Given text:
——————————

Although I am compelled to agree that plaintiff has produced a scintilla of evidence that defendant intentionally misrepresented that it planned to transfer plaintiff, I believe that the record does not disclose the highly culpable conduct necessary to support the jury's award of punitive damages. I am distressed the majority concluded that "[e]vidence of intent to deceive supplies proof that the fraud was committed grossly," because I do not believe such a rule can be fairly drawn from past cases. The effect of the majority opinion is to eradicate the traditional requirements for imposition of punitive damages in fraud cases, i. e., intentional and gross, malicious, or oppressive conduct, and to substitute the simple requirement that the evidence need only disclose intentional conduct.
I am of the opinion that the test for propriety of punitive damages in fraud cases requires not only intentional (or reckless) wrongdoing, but also exceptional or extraordinary circumstances clearly indicating aggravated, malicious, or spiteful conduct. See 10A Ala.Dig. Fraud, Key 61. I recognize that there is a very difficult and inarticulable distinction between intentional fraud and intentional, aggravated fraud. As was said in Hall Motor Co. v. Furman, 285 Ala. 499, 234 So. 2d 37 (1970), "If the evidence tends to establish an intent to deceive and defraud, it is difficult to see but that a fraud was committed grossly." Id. at 504, 234 So.2d at 41.

——————————

Job 1:
Condense the paragraph of the dissenting opinion that begins "I am of the opinion that" into a bulleted list, keeping its main facts.
Job 2:
Quote the dissenting opinion word for word, beginning at the words "I am of the" and stopping after "So.2d at 41.".
Job 3:
In its second paragraph, the dissenting opinion names kinds of conduct that exceptional or extraordinary circumstances must clearly indicate. List every one of them.
The items after this point come from a separate source.

——————————

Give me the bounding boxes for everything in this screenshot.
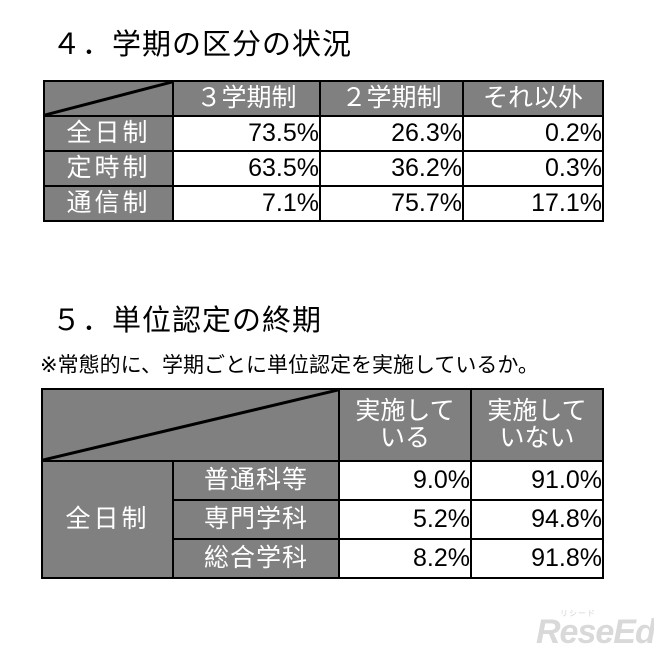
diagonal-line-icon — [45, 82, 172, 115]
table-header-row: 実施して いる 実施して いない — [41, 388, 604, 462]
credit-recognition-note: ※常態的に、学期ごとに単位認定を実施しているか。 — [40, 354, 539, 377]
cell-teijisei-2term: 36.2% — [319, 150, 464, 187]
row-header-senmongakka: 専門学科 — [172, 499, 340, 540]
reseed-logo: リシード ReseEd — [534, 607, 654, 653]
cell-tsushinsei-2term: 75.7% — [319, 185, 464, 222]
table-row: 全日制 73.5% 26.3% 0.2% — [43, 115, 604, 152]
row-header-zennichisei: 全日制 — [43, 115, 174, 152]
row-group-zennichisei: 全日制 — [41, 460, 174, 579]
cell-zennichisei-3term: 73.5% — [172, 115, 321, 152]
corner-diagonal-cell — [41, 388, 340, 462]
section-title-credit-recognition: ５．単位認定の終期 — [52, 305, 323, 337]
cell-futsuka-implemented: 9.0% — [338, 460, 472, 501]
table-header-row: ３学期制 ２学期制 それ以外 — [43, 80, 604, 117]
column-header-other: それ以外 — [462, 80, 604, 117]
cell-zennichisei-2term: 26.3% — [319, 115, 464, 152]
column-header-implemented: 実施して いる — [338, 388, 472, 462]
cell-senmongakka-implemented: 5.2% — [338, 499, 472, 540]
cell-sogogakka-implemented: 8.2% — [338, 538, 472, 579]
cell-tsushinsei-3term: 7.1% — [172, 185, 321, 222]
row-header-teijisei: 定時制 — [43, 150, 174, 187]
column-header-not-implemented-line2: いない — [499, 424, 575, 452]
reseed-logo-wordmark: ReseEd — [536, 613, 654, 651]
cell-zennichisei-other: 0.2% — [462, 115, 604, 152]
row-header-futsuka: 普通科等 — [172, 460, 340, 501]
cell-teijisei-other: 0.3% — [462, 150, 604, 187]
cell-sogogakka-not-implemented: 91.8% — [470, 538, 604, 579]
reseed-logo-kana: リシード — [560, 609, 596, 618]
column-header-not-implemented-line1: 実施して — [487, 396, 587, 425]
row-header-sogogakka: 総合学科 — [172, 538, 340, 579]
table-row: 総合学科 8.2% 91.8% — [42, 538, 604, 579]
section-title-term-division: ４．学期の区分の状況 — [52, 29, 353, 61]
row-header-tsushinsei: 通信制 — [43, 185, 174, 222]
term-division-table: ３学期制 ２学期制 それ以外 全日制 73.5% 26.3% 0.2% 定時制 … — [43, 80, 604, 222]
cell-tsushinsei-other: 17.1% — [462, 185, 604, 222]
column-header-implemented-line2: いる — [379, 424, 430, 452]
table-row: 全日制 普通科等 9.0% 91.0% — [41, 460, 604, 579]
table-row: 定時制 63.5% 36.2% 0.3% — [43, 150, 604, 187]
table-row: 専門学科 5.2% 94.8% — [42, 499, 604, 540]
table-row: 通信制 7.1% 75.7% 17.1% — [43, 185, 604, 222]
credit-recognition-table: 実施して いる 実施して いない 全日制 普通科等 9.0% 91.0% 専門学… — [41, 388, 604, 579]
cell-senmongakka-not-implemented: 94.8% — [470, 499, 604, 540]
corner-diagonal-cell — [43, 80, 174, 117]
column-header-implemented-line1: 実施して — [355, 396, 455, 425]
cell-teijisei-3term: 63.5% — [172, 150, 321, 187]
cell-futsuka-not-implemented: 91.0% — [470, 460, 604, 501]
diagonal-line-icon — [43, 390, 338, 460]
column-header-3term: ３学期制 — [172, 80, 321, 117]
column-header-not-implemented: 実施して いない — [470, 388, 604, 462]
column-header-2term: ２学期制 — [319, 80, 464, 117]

——————————

Exercise answer 1:
- The test for punitive damages in fraud cases requires intentional (or reckless) wrongdoing.
- It also requires exceptional or extraordinary circumstances clearly indicating aggravated, malicious, or spiteful conduct (see 10A Ala.Dig. Fraud, Key 61).
- The distinction between intentional fraud and intentional, aggravated fraud is very difficult to draw and hard to articulate.
- Hall Motor Co. v. Furman, 285 Ala. 499, 234 So. 2d 37 (1970), stated: "If the evidence tends to establish an intent to deceive and defraud, it is difficult to see but that a fraud was committed grossly." (Id. at 504, 234 So.2d at 41)

Exercise answer 2:
I am of the opinion that the test for propriety of punitive damages in fraud cases requires not only intentional (or reckless) wrongdoing, but also exceptional or extraordinary circumstances clearly indicating aggravated, malicious, or spiteful conduct. See 10A Ala.Dig. Fraud, Key 61. I recognize that there is a very difficult and inarticulable distinction between intentional fraud and intentional, aggravated fraud. As was said in Hall Motor Co. v. Furman, 285 Ala. 499, 234 So. 2d 37 (1970), "If the evidence tends to establish an intent to deceive and defraud, it is difficult to see but that a fraud was committed grossly." Id. at 504, 234 So.2d at 41.

Exercise answer 3:
- aggravated
- malicious
- spiteful